*Records to use*.
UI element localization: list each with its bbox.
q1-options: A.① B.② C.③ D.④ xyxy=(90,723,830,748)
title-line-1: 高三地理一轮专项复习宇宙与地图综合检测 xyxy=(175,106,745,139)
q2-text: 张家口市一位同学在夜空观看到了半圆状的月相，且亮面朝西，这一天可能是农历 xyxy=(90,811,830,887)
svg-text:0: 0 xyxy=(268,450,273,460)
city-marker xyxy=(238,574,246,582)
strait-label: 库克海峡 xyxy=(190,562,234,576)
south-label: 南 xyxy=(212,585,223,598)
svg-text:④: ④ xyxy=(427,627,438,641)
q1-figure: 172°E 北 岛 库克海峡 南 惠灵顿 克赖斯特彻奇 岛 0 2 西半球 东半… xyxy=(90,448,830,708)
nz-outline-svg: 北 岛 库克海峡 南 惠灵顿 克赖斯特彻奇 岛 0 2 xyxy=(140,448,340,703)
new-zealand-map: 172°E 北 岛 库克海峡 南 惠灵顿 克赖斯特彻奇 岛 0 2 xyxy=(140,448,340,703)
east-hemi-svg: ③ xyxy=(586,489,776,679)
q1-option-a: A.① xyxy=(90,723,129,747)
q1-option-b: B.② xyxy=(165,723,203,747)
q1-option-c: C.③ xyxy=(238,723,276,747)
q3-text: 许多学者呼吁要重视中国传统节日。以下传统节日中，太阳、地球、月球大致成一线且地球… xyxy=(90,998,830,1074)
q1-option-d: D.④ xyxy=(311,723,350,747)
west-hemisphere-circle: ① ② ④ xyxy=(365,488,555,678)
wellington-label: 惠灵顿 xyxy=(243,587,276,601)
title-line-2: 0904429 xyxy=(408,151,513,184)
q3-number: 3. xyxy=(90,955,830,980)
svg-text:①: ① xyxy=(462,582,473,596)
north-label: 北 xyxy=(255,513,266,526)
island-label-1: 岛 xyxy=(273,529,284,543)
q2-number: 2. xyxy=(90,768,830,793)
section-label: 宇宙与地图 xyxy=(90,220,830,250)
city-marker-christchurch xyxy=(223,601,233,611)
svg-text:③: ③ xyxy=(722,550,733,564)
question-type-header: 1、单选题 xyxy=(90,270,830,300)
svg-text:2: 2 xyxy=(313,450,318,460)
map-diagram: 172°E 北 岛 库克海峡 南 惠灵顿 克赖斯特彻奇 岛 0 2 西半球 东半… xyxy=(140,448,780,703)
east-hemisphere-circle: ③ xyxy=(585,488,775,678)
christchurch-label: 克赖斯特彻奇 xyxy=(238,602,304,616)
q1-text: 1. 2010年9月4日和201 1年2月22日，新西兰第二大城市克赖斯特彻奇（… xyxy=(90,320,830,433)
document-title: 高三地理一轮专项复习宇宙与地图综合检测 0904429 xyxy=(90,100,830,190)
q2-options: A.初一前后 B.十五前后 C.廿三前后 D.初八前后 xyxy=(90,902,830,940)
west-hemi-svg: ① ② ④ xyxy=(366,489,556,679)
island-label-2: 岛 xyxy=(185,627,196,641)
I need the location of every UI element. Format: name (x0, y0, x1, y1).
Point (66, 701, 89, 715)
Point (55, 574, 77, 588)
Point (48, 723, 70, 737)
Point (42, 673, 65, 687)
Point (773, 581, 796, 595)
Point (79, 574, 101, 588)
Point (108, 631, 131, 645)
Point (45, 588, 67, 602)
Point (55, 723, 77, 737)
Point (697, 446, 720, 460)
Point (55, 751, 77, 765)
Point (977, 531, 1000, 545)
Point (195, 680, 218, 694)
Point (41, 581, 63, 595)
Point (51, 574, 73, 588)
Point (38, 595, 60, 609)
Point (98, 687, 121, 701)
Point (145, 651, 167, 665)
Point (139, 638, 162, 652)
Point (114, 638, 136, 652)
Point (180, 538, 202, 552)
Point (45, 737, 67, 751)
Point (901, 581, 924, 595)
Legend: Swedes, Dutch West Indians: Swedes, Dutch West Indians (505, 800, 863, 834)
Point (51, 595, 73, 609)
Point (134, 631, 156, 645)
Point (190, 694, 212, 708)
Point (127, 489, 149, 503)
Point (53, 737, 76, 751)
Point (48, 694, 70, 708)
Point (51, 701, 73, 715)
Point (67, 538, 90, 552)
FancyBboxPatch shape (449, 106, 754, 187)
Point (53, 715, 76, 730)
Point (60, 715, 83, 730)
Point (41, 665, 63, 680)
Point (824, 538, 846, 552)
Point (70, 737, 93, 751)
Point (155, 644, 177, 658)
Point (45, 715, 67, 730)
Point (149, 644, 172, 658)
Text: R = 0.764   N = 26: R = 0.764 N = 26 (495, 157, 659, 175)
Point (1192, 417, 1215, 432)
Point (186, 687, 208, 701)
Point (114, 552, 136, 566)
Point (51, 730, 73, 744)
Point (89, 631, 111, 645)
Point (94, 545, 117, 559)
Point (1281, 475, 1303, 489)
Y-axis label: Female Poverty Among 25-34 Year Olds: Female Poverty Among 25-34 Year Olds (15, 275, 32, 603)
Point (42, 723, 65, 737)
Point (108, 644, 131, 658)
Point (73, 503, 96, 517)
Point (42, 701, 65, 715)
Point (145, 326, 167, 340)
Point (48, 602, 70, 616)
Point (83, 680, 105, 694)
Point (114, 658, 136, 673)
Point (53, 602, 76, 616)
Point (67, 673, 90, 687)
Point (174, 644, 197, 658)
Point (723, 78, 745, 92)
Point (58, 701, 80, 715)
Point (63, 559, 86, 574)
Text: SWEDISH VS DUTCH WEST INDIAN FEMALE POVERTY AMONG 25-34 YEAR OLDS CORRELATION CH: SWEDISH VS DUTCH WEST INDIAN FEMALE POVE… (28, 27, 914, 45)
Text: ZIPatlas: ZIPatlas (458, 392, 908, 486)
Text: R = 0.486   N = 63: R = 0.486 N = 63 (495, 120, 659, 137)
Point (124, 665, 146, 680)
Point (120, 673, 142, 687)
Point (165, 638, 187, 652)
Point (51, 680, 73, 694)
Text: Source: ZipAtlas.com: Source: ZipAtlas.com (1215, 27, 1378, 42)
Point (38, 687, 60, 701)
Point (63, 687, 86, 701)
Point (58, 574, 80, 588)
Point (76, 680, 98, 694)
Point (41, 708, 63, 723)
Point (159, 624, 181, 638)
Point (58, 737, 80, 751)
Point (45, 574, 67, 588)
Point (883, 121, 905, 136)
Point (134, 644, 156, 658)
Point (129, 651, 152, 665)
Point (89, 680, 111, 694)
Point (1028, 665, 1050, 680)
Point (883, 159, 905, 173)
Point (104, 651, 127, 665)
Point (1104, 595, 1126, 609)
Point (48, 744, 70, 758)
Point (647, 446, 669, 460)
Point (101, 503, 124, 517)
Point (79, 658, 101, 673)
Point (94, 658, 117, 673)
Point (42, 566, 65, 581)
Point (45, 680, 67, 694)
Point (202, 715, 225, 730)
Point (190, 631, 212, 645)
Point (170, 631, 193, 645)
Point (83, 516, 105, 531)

*What this task involves*.
Reproduce all of the records above, substituting "Marker" for every occurrence of "Point" and leaving everything else unchanged.

*Task result*.
UI element localization: list each with its bbox.
q1-options: A.① B.② C.③ D.④ xyxy=(90,723,830,748)
title-line-1: 高三地理一轮专项复习宇宙与地图综合检测 xyxy=(175,106,745,139)
q2-text: 张家口市一位同学在夜空观看到了半圆状的月相，且亮面朝西，这一天可能是农历 xyxy=(90,811,830,887)
svg-text:0: 0 xyxy=(268,450,273,460)
city-marker xyxy=(238,574,246,582)
strait-label: 库克海峡 xyxy=(190,562,234,576)
south-label: 南 xyxy=(212,585,223,598)
svg-text:④: ④ xyxy=(427,627,438,641)
q1-figure: 172°E 北 岛 库克海峡 南 惠灵顿 克赖斯特彻奇 岛 0 2 西半球 东半… xyxy=(90,448,830,708)
nz-outline-svg: 北 岛 库克海峡 南 惠灵顿 克赖斯特彻奇 岛 0 2 xyxy=(140,448,340,703)
new-zealand-map: 172°E 北 岛 库克海峡 南 惠灵顿 克赖斯特彻奇 岛 0 2 xyxy=(140,448,340,703)
east-hemi-svg: ③ xyxy=(586,489,776,679)
q1-option-a: A.① xyxy=(90,723,129,747)
q1-option-b: B.② xyxy=(165,723,203,747)
q1-option-c: C.③ xyxy=(238,723,276,747)
q3-text: 许多学者呼吁要重视中国传统节日。以下传统节日中，太阳、地球、月球大致成一线且地球… xyxy=(90,998,830,1074)
q1-option-d: D.④ xyxy=(311,723,350,747)
west-hemisphere-circle: ① ② ④ xyxy=(365,488,555,678)
wellington-label: 惠灵顿 xyxy=(243,587,276,601)
title-line-2: 0904429 xyxy=(408,151,513,184)
q3-number: 3. xyxy=(90,955,830,980)
svg-text:①: ① xyxy=(462,582,473,596)
north-label: 北 xyxy=(255,513,266,526)
island-label-1: 岛 xyxy=(273,529,284,543)
q2-number: 2. xyxy=(90,768,830,793)
section-label: 宇宙与地图 xyxy=(90,220,830,250)
city-marker-christchurch xyxy=(223,601,233,611)
svg-text:③: ③ xyxy=(722,550,733,564)
question-type-header: 1、单选题 xyxy=(90,270,830,300)
svg-text:2: 2 xyxy=(313,450,318,460)
map-diagram: 172°E 北 岛 库克海峡 南 惠灵顿 克赖斯特彻奇 岛 0 2 西半球 东半… xyxy=(140,448,780,703)
east-hemisphere-circle: ③ xyxy=(585,488,775,678)
christchurch-label: 克赖斯特彻奇 xyxy=(238,602,304,616)
q1-text: 1. 2010年9月4日和201 1年2月22日，新西兰第二大城市克赖斯特彻奇（… xyxy=(90,320,830,433)
document-title: 高三地理一轮专项复习宇宙与地图综合检测 0904429 xyxy=(90,100,830,190)
q2-options: A.初一前后 B.十五前后 C.廿三前后 D.初八前后 xyxy=(90,902,830,940)
west-hemi-svg: ① ② ④ xyxy=(366,489,556,679)
island-label-2: 岛 xyxy=(185,627,196,641)
I need the location of every UI element. Format: name (x0, y0, x1, y1).
Marker (66, 701, 89, 715)
Marker (55, 574, 77, 588)
Marker (48, 723, 70, 737)
Marker (42, 673, 65, 687)
Marker (773, 581, 796, 595)
Marker (79, 574, 101, 588)
Marker (108, 631, 131, 645)
Marker (45, 588, 67, 602)
Marker (55, 723, 77, 737)
Marker (697, 446, 720, 460)
Marker (55, 751, 77, 765)
Marker (977, 531, 1000, 545)
Marker (195, 680, 218, 694)
Marker (41, 581, 63, 595)
Marker (51, 574, 73, 588)
Marker (38, 595, 60, 609)
Marker (98, 687, 121, 701)
Marker (145, 651, 167, 665)
Marker (139, 638, 162, 652)
Marker (114, 638, 136, 652)
Marker (180, 538, 202, 552)
Marker (45, 737, 67, 751)
Marker (901, 581, 924, 595)
Legend: Swedes, Dutch West Indians: Swedes, Dutch West Indians (505, 800, 863, 834)
Marker (51, 595, 73, 609)
Marker (134, 631, 156, 645)
Marker (190, 694, 212, 708)
Marker (127, 489, 149, 503)
Marker (53, 737, 76, 751)
Marker (48, 694, 70, 708)
Marker (51, 701, 73, 715)
Marker (67, 538, 90, 552)
FancyBboxPatch shape (449, 106, 754, 187)
Marker (53, 715, 76, 730)
Marker (60, 715, 83, 730)
Marker (41, 665, 63, 680)
Marker (824, 538, 846, 552)
Marker (70, 737, 93, 751)
Marker (155, 644, 177, 658)
Marker (45, 715, 67, 730)
Marker (149, 644, 172, 658)
Text: R = 0.764   N = 26: R = 0.764 N = 26 (495, 157, 659, 175)
Marker (1192, 417, 1215, 432)
Marker (186, 687, 208, 701)
Marker (114, 552, 136, 566)
Marker (51, 730, 73, 744)
Marker (89, 631, 111, 645)
Marker (94, 545, 117, 559)
Marker (1281, 475, 1303, 489)
Y-axis label: Female Poverty Among 25-34 Year Olds: Female Poverty Among 25-34 Year Olds (15, 275, 32, 603)
Marker (42, 723, 65, 737)
Marker (108, 644, 131, 658)
Marker (73, 503, 96, 517)
Marker (42, 701, 65, 715)
Marker (145, 326, 167, 340)
Marker (48, 602, 70, 616)
Marker (83, 680, 105, 694)
Marker (114, 658, 136, 673)
Marker (53, 602, 76, 616)
Marker (67, 673, 90, 687)
Marker (174, 644, 197, 658)
Marker (723, 78, 745, 92)
Marker (58, 701, 80, 715)
Marker (63, 559, 86, 574)
Text: SWEDISH VS DUTCH WEST INDIAN FEMALE POVERTY AMONG 25-34 YEAR OLDS CORRELATION CH: SWEDISH VS DUTCH WEST INDIAN FEMALE POVE… (28, 27, 914, 45)
Text: ZIPatlas: ZIPatlas (458, 392, 908, 486)
Text: R = 0.486   N = 63: R = 0.486 N = 63 (495, 120, 659, 137)
Marker (124, 665, 146, 680)
Marker (120, 673, 142, 687)
Marker (165, 638, 187, 652)
Marker (51, 680, 73, 694)
Text: Source: ZipAtlas.com: Source: ZipAtlas.com (1215, 27, 1378, 42)
Marker (38, 687, 60, 701)
Marker (63, 687, 86, 701)
Marker (58, 574, 80, 588)
Marker (76, 680, 98, 694)
Marker (41, 708, 63, 723)
Marker (159, 624, 181, 638)
Marker (58, 737, 80, 751)
Marker (45, 574, 67, 588)
Marker (883, 121, 905, 136)
Marker (134, 644, 156, 658)
Marker (129, 651, 152, 665)
Marker (89, 680, 111, 694)
Marker (1028, 665, 1050, 680)
Marker (883, 159, 905, 173)
Marker (104, 651, 127, 665)
Marker (1104, 595, 1126, 609)
Marker (48, 744, 70, 758)
Marker (647, 446, 669, 460)
Marker (101, 503, 124, 517)
Marker (79, 658, 101, 673)
Marker (94, 658, 117, 673)
Marker (42, 566, 65, 581)
Marker (45, 680, 67, 694)
Marker (202, 715, 225, 730)
Marker (190, 631, 212, 645)
Marker (170, 631, 193, 645)
Marker (83, 516, 105, 531)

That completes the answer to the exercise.